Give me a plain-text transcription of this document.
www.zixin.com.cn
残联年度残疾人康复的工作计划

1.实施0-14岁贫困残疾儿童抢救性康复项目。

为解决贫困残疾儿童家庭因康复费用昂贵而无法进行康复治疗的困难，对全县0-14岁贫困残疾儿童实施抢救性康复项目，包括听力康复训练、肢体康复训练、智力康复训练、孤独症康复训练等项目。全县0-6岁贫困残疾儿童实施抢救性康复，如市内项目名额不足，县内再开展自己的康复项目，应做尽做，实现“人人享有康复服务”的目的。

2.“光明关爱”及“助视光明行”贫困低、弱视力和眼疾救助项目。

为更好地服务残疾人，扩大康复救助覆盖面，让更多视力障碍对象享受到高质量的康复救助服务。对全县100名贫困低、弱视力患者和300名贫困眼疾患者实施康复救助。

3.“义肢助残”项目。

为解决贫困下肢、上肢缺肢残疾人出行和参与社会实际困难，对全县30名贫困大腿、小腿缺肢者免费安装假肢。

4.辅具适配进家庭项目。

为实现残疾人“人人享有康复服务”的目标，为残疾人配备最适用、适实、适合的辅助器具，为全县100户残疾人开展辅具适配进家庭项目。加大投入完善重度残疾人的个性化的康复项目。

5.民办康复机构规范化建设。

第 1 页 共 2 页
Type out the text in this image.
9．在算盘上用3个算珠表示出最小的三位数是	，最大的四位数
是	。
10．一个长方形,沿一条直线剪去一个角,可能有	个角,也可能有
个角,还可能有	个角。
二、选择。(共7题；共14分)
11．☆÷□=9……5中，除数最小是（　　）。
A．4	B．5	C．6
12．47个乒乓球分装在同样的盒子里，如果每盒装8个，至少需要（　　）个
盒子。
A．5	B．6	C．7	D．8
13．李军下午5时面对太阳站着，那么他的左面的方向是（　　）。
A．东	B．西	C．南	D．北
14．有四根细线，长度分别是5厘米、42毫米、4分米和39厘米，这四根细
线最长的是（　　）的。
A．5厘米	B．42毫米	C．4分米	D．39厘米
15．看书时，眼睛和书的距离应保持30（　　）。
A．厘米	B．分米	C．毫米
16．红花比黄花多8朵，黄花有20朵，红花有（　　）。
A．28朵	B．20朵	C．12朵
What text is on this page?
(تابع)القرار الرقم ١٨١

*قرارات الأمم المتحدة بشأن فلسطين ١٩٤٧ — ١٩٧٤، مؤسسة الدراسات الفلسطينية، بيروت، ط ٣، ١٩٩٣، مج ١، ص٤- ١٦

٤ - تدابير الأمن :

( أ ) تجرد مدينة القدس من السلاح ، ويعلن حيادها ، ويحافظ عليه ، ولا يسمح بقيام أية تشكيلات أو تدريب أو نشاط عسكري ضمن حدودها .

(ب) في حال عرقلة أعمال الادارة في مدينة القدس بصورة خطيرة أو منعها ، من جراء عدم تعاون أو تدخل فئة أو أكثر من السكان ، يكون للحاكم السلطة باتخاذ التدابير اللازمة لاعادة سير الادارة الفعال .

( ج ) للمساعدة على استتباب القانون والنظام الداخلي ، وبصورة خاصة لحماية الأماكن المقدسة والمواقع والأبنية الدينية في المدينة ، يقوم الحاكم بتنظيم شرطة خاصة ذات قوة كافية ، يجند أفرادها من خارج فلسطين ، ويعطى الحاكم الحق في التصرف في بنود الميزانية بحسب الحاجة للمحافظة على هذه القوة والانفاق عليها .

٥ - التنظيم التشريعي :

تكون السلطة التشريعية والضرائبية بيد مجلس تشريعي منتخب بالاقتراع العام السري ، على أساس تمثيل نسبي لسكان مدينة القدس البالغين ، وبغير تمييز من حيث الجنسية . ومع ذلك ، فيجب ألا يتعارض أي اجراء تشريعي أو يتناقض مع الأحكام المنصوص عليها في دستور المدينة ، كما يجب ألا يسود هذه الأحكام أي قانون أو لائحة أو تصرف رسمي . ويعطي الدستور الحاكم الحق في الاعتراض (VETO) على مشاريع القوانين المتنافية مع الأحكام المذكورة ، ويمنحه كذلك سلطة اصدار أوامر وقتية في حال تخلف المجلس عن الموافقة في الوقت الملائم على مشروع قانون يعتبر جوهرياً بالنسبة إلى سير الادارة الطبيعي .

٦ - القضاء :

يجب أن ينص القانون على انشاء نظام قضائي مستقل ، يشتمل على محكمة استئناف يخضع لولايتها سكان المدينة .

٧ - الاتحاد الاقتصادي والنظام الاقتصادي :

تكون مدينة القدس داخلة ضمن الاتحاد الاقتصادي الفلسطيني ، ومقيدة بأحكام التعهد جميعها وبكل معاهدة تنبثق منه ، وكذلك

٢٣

▶ TO BE DONE
The lines to collect are those holding the string "تكون"; copy them all.

▶ CORRECT OUTPUT
تكون السلطة التشريعية والضرائبية بيد مجلس تشريعي منتخب بالاقتراع العام السري ، على أساس تمثيل نسبي لسكان مدينة القدس البالغين ، وبغير تمييز من حيث الجنسية . ومع ذلك ، فيجب ألا يتعارض أي اجراء تشريعي أو يتناقض مع الأحكام المنصوص عليها في دستور المدينة ، كما يجب ألا يسود هذه الأحكام أي قانون أو لائحة أو تصرف رسمي . ويعطي الدستور الحاكم الحق في الاعتراض (VETO) على مشاريع القوانين المتنافية مع الأحكام المذكورة ، ويمنحه كذلك سلطة اصدار أوامر وقتية في حال تخلف المجلس عن الموافقة في الوقت الملائم على مشروع قانون يعتبر جوهرياً بالنسبة إلى سير الادارة الطبيعي .
تكون مدينة القدس داخلة ضمن الاتحاد الاقتصادي الفلسطيني ، ومقيدة بأحكام التعهد جميعها وبكل معاهدة تنبثق منه ، وكذلك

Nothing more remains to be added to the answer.